**Aim**
From the entries that follow, extract each line holding the string "JSON".

**Input rows**
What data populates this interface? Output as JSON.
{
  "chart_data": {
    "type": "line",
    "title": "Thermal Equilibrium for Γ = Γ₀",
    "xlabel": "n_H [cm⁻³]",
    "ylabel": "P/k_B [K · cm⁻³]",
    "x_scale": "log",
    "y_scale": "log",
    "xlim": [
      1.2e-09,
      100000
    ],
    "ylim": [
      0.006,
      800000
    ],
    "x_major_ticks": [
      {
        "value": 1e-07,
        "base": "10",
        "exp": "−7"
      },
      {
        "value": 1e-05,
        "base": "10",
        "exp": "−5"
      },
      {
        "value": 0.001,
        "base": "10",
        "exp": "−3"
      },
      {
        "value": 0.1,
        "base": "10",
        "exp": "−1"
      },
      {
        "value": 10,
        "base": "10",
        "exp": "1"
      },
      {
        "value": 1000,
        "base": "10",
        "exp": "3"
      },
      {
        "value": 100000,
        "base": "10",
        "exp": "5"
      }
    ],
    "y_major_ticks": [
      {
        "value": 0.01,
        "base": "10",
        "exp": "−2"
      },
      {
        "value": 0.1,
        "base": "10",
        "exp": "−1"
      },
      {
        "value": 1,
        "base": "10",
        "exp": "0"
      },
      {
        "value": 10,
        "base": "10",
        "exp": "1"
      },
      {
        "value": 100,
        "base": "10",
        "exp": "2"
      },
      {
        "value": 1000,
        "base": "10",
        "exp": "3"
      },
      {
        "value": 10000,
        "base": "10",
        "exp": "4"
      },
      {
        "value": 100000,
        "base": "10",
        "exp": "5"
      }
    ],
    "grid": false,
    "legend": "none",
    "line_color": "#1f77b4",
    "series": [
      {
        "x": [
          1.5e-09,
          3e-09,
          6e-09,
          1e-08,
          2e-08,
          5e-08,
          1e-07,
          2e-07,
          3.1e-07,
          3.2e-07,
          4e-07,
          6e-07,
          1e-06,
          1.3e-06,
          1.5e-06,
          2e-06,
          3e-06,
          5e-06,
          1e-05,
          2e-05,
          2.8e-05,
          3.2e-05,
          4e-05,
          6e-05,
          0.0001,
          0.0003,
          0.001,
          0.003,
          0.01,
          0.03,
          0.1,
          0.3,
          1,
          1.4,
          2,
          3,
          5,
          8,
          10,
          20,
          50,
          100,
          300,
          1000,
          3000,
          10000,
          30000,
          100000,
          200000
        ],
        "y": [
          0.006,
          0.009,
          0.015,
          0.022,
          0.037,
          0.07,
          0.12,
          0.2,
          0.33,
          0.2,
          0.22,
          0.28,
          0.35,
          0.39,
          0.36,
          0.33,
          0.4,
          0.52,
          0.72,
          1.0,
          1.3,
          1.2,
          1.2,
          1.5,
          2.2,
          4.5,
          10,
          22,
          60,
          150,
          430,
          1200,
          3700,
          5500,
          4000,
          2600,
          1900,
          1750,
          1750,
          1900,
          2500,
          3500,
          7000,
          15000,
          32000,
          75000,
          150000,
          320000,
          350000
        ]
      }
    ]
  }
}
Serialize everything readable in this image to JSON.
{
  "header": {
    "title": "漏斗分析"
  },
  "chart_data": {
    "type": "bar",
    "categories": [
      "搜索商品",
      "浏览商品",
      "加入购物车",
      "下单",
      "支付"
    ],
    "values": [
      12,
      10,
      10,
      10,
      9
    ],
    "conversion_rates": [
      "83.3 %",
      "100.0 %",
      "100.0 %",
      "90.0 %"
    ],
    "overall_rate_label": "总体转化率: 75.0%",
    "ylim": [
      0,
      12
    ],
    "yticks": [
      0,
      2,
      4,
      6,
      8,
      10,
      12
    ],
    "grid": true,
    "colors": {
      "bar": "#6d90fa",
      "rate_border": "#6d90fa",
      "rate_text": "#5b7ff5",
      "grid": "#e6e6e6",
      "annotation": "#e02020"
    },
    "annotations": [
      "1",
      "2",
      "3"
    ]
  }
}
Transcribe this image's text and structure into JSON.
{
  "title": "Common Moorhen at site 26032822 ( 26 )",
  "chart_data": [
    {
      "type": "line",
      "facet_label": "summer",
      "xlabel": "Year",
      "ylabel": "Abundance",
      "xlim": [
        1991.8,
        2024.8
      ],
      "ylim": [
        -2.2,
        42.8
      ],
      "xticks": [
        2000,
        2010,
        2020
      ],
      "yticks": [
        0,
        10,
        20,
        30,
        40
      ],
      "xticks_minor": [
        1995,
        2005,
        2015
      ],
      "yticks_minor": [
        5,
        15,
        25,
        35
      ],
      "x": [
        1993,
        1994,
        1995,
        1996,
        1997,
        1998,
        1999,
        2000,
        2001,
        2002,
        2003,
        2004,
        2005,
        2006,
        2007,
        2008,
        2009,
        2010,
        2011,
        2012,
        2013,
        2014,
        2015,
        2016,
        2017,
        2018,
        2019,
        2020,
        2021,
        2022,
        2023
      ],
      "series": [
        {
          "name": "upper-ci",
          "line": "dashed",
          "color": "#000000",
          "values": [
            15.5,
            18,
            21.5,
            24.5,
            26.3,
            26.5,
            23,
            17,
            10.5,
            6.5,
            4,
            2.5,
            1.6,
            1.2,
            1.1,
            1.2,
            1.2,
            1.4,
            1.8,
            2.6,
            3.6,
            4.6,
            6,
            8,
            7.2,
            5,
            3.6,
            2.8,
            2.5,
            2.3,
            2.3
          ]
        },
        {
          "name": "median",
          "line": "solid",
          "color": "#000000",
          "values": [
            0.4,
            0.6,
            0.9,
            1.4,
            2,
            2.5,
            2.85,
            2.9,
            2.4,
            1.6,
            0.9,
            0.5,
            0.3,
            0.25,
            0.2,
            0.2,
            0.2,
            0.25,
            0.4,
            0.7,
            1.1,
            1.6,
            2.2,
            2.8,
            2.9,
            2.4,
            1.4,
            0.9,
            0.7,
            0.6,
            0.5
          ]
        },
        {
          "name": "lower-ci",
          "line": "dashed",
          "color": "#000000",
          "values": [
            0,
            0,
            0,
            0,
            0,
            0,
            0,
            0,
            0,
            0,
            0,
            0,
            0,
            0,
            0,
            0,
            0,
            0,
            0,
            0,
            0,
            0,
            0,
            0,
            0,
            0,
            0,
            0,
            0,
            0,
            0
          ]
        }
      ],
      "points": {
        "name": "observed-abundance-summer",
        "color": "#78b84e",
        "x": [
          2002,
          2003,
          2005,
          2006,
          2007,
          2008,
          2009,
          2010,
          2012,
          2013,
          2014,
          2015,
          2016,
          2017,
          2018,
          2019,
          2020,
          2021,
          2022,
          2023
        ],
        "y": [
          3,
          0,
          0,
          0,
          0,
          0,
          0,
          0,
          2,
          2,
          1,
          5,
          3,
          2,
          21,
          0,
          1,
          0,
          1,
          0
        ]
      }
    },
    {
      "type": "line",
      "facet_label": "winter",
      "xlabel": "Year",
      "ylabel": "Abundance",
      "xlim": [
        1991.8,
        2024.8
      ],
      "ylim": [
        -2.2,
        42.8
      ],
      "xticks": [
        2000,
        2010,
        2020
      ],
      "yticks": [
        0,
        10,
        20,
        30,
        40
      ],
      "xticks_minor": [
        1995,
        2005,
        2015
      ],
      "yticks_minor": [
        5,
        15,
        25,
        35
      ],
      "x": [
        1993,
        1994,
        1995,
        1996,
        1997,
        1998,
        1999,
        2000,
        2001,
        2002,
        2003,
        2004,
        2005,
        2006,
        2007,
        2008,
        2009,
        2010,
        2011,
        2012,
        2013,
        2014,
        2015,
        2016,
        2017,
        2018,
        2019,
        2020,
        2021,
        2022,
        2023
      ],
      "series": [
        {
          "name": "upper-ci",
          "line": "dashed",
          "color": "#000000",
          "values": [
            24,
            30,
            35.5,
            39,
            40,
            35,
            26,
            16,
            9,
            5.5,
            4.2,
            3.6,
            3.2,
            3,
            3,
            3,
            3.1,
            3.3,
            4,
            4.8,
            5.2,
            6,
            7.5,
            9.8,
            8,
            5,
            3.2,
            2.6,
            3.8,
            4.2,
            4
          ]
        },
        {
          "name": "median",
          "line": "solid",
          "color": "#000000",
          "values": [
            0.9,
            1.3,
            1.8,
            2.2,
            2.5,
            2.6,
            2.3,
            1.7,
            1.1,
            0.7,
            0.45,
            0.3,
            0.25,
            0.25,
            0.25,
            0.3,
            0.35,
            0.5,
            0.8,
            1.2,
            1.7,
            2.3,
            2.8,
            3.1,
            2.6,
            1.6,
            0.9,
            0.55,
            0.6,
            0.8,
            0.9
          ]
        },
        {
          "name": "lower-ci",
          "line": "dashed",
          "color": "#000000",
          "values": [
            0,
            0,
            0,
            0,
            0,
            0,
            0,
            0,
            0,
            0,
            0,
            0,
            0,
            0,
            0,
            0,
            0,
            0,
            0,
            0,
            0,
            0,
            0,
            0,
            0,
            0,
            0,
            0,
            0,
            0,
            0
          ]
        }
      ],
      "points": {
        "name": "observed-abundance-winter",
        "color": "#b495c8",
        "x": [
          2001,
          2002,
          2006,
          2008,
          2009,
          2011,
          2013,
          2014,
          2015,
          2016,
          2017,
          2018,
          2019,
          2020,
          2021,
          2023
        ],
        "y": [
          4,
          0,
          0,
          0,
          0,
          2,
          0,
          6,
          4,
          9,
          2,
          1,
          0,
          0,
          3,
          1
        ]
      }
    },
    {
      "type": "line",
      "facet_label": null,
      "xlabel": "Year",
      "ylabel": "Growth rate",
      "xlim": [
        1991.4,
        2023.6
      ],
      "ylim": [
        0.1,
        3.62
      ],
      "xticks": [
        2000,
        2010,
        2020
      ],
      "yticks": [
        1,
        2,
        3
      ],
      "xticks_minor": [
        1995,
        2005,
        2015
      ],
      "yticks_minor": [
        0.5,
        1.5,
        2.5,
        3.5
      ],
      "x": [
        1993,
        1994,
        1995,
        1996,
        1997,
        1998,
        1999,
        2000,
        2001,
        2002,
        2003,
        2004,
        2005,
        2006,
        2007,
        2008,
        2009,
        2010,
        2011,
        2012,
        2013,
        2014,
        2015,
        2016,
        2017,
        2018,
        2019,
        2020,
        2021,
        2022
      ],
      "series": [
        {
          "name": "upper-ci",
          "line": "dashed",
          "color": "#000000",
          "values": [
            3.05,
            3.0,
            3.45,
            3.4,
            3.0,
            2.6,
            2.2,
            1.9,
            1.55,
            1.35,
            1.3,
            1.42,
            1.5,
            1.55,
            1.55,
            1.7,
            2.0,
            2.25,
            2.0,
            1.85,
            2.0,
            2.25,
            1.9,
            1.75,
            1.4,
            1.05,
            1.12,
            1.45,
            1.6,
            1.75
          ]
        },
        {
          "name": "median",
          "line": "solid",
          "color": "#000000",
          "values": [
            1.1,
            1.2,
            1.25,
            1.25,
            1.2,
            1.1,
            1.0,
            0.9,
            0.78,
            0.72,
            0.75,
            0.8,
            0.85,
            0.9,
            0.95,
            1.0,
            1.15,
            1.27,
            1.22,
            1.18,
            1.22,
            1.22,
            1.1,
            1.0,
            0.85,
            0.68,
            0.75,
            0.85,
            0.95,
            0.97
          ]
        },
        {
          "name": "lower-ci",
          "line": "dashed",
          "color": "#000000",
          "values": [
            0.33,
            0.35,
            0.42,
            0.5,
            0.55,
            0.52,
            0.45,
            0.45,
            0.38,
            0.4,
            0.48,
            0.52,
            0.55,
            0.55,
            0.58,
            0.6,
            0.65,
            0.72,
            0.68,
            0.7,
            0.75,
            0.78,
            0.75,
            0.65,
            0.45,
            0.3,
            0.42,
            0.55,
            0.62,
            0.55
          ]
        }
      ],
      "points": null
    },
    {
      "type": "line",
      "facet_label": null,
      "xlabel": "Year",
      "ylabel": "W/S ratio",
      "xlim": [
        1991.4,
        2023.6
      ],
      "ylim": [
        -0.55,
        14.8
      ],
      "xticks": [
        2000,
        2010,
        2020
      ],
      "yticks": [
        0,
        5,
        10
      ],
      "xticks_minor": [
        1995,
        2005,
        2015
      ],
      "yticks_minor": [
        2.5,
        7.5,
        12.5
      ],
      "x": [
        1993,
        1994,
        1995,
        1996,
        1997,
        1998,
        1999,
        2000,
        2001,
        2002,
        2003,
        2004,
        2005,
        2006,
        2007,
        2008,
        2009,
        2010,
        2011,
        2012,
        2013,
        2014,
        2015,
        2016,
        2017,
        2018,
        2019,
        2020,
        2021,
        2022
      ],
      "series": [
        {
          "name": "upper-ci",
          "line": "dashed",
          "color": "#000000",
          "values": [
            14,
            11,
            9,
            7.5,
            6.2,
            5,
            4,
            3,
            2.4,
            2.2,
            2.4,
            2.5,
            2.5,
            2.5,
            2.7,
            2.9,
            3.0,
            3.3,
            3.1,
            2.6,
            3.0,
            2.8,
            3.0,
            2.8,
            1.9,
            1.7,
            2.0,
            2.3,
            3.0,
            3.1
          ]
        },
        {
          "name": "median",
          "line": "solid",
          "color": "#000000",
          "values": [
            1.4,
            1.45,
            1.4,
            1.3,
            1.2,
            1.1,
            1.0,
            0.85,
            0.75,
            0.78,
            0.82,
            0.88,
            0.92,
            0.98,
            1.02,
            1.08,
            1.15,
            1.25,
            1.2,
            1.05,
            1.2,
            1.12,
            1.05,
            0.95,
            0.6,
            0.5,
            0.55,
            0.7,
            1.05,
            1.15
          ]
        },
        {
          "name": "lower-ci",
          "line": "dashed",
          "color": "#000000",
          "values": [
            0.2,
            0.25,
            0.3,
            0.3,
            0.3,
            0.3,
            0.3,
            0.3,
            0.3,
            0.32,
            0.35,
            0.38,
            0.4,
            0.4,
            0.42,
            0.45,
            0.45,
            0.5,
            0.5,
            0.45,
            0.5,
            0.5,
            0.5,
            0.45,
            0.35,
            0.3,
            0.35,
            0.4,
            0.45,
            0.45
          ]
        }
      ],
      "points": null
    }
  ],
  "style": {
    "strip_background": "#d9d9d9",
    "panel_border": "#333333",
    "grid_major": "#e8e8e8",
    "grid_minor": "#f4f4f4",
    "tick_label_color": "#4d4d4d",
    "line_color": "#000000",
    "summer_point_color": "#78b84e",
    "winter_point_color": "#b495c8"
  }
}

**Result for this task**
What data populates this interface? Output as JSON.
Serialize everything readable in this image to JSON.
Transcribe this image's text and structure into JSON.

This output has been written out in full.